### DATA

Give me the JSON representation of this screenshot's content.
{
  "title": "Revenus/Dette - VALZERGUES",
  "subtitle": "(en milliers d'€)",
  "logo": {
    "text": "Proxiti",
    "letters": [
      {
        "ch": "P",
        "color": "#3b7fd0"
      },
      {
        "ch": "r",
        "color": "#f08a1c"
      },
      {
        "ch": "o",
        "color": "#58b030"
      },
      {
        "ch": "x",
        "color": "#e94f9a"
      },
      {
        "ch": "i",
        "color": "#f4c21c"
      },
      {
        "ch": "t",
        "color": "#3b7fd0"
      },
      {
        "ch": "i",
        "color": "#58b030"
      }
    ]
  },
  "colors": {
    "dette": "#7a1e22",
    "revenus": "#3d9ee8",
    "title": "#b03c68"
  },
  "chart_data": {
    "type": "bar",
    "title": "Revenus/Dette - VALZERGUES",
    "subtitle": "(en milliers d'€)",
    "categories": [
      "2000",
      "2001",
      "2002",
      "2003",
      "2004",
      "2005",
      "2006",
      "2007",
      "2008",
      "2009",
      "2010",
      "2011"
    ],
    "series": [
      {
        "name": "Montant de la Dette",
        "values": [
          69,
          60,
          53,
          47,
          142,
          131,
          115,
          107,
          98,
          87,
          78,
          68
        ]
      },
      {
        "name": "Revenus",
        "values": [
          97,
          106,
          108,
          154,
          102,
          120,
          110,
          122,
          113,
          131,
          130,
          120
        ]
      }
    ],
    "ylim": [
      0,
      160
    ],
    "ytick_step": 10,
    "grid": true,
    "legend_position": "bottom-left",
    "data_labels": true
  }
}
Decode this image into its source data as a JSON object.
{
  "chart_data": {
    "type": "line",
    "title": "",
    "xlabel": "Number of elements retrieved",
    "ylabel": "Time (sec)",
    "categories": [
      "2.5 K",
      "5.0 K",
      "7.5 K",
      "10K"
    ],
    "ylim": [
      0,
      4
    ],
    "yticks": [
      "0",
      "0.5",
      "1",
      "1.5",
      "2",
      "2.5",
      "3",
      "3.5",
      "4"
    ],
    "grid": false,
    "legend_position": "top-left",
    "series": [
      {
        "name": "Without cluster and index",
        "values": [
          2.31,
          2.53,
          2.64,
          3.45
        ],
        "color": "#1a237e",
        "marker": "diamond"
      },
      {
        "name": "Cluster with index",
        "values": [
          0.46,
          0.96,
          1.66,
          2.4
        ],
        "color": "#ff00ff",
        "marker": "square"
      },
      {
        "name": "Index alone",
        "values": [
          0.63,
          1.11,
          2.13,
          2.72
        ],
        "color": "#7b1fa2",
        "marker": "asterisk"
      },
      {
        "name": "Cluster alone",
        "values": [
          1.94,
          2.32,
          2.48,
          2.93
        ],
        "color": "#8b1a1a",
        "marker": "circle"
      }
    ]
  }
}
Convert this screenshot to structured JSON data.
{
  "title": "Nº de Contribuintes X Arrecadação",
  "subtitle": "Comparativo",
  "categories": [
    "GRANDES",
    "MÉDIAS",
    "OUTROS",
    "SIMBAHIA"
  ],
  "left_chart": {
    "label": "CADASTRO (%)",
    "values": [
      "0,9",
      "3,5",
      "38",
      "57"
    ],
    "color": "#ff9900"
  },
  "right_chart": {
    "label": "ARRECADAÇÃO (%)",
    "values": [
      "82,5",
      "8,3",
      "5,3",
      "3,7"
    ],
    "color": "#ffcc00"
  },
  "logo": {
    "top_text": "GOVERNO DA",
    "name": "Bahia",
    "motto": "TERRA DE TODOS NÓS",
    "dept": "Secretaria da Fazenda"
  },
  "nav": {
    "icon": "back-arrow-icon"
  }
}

### EXERCISE TASK
The entries above should be repeated exactly, every one of them.

### TASK RESULT
Give me the JSON representation of this screenshot's content.
{
  "title": "Revenus/Dette - VALZERGUES",
  "subtitle": "(en milliers d'€)",
  "logo": {
    "text": "Proxiti",
    "letters": [
      {
        "ch": "P",
        "color": "#3b7fd0"
      },
      {
        "ch": "r",
        "color": "#f08a1c"
      },
      {
        "ch": "o",
        "color": "#58b030"
      },
      {
        "ch": "x",
        "color": "#e94f9a"
      },
      {
        "ch": "i",
        "color": "#f4c21c"
      },
      {
        "ch": "t",
        "color": "#3b7fd0"
      },
      {
        "ch": "i",
        "color": "#58b030"
      }
    ]
  },
  "colors": {
    "dette": "#7a1e22",
    "revenus": "#3d9ee8",
    "title": "#b03c68"
  },
  "chart_data": {
    "type": "bar",
    "title": "Revenus/Dette - VALZERGUES",
    "subtitle": "(en milliers d'€)",
    "categories": [
      "2000",
      "2001",
      "2002",
      "2003",
      "2004",
      "2005",
      "2006",
      "2007",
      "2008",
      "2009",
      "2010",
      "2011"
    ],
    "series": [
      {
        "name": "Montant de la Dette",
        "values": [
          69,
          60,
          53,
          47,
          142,
          131,
          115,
          107,
          98,
          87,
          78,
          68
        ]
      },
      {
        "name": "Revenus",
        "values": [
          97,
          106,
          108,
          154,
          102,
          120,
          110,
          122,
          113,
          131,
          130,
          120
        ]
      }
    ],
    "ylim": [
      0,
      160
    ],
    "ytick_step": 10,
    "grid": true,
    "legend_position": "bottom-left",
    "data_labels": true
  }
}
Decode this image into its source data as a JSON object.
{
  "chart_data": {
    "type": "line",
    "title": "",
    "xlabel": "Number of elements retrieved",
    "ylabel": "Time (sec)",
    "categories": [
      "2.5 K",
      "5.0 K",
      "7.5 K",
      "10K"
    ],
    "ylim": [
      0,
      4
    ],
    "yticks": [
      "0",
      "0.5",
      "1",
      "1.5",
      "2",
      "2.5",
      "3",
      "3.5",
      "4"
    ],
    "grid": false,
    "legend_position": "top-left",
    "series": [
      {
        "name": "Without cluster and index",
        "values": [
          2.31,
          2.53,
          2.64,
          3.45
        ],
        "color": "#1a237e",
        "marker": "diamond"
      },
      {
        "name": "Cluster with index",
        "values": [
          0.46,
          0.96,
          1.66,
          2.4
        ],
        "color": "#ff00ff",
        "marker": "square"
      },
      {
        "name": "Index alone",
        "values": [
          0.63,
          1.11,
          2.13,
          2.72
        ],
        "color": "#7b1fa2",
        "marker": "asterisk"
      },
      {
        "name": "Cluster alone",
        "values": [
          1.94,
          2.32,
          2.48,
          2.93
        ],
        "color": "#8b1a1a",
        "marker": "circle"
      }
    ]
  }
}
Convert this screenshot to structured JSON data.
{
  "title": "Nº de Contribuintes X Arrecadação",
  "subtitle": "Comparativo",
  "categories": [
    "GRANDES",
    "MÉDIAS",
    "OUTROS",
    "SIMBAHIA"
  ],
  "left_chart": {
    "label": "CADASTRO (%)",
    "values": [
      "0,9",
      "3,5",
      "38",
      "57"
    ],
    "color": "#ff9900"
  },
  "right_chart": {
    "label": "ARRECADAÇÃO (%)",
    "values": [
      "82,5",
      "8,3",
      "5,3",
      "3,7"
    ],
    "color": "#ffcc00"
  },
  "logo": {
    "top_text": "GOVERNO DA",
    "name": "Bahia",
    "motto": "TERRA DE TODOS NÓS",
    "dept": "Secretaria da Fazenda"
  },
  "nav": {
    "icon": "back-arrow-icon"
  }
}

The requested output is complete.